### Record list

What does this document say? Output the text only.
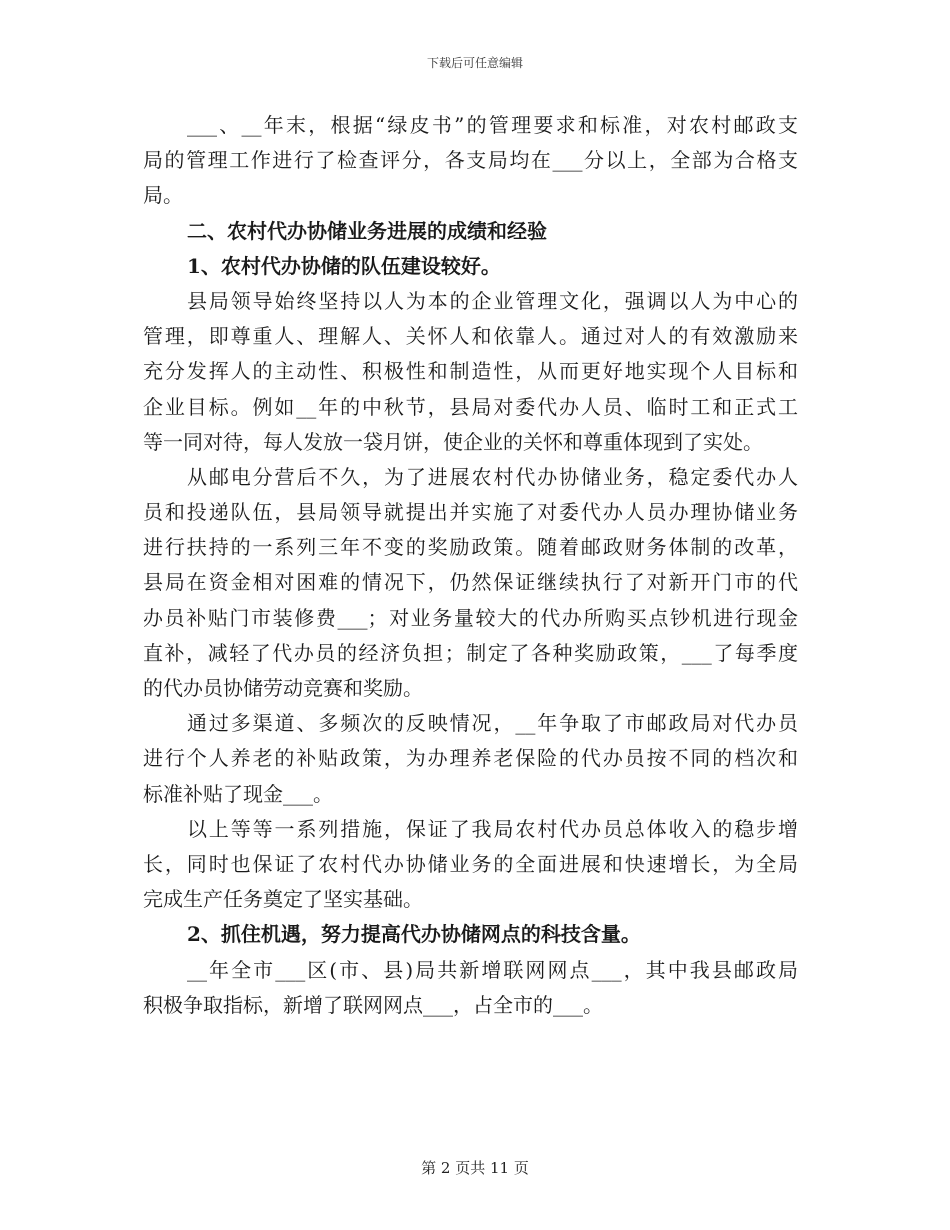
下载后可任意编辑
___、__年末，根据“绿皮书”的管理要求和标准，对农村邮政支
局的管理工作进行了检查评分，各支局均在___分以上，全部为合格支
局。
二、农村代办协储业务进展的成绩和经验
1、农村代办协储的队伍建设较好。
县局领导始终坚持以人为本的企业管理文化，强调以人为中心的
管理，即尊重人、理解人、关怀人和依靠人。通过对人的有效激励来
充分发挥人的主动性、积极性和制造性，从而更好地实现个人目标和
企业目标。例如__年的中秋节，县局对委代办人员、临时工和正式工
等一同对待，每人发放一袋月饼，使企业的关怀和尊重体现到了实处。
从邮电分营后不久，为了进展农村代办协储业务，稳定委代办人
员和投递队伍，县局领导就提出并实施了对委代办人员办理协储业务
进行扶持的一系列三年不变的奖励政策。随着邮政财务体制的改革，
县局在资金相对困难的情况下，仍然保证继续执行了对新开门市的代
办员补贴门市装修费___；对业务量较大的代办所购买点钞机进行现金
直补，减轻了代办员的经济负担；制定了各种奖励政策，___了每季度
的代办员协储劳动竞赛和奖励。
通过多渠道、多频次的反映情况，__年争取了市邮政局对代办员
进行个人养老的补贴政策，为办理养老保险的代办员按不同的档次和
标准补贴了现金___。
以上等等一系列措施，保证了我局农村代办员总体收入的稳步增
长，同时也保证了农村代办协储业务的全面进展和快速增长，为全局
完成生产任务奠定了坚实基础。
2、抓住机遇，努力提高代办协储网点的科技含量。
__年全市___区(市、县)局共新增联网网点___，其中我县邮政局
积极争取指标，新增了联网网点___，占全市的___。
第 2 页共 11 页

######

Transcribe all of the records above character for character. Exclude the pictures.

What does this document say? Output the text only.
下载后可任意编辑
___、__年末，根据“绿皮书”的管理要求和标准，对农村邮政支
局的管理工作进行了检查评分，各支局均在___分以上，全部为合格支
局。
二、农村代办协储业务进展的成绩和经验
1、农村代办协储的队伍建设较好。
县局领导始终坚持以人为本的企业管理文化，强调以人为中心的
管理，即尊重人、理解人、关怀人和依靠人。通过对人的有效激励来
充分发挥人的主动性、积极性和制造性，从而更好地实现个人目标和
企业目标。例如__年的中秋节，县局对委代办人员、临时工和正式工
等一同对待，每人发放一袋月饼，使企业的关怀和尊重体现到了实处。
从邮电分营后不久，为了进展农村代办协储业务，稳定委代办人
员和投递队伍，县局领导就提出并实施了对委代办人员办理协储业务
进行扶持的一系列三年不变的奖励政策。随着邮政财务体制的改革，
县局在资金相对困难的情况下，仍然保证继续执行了对新开门市的代
办员补贴门市装修费___；对业务量较大的代办所购买点钞机进行现金
直补，减轻了代办员的经济负担；制定了各种奖励政策，___了每季度
的代办员协储劳动竞赛和奖励。
通过多渠道、多频次的反映情况，__年争取了市邮政局对代办员
进行个人养老的补贴政策，为办理养老保险的代办员按不同的档次和
标准补贴了现金___。
以上等等一系列措施，保证了我局农村代办员总体收入的稳步增
长，同时也保证了农村代办协储业务的全面进展和快速增长，为全局
完成生产任务奠定了坚实基础。
2、抓住机遇，努力提高代办协储网点的科技含量。
__年全市___区(市、县)局共新增联网网点___，其中我县邮政局
积极争取指标，新增了联网网点___，占全市的___。
第 2 页共 11 页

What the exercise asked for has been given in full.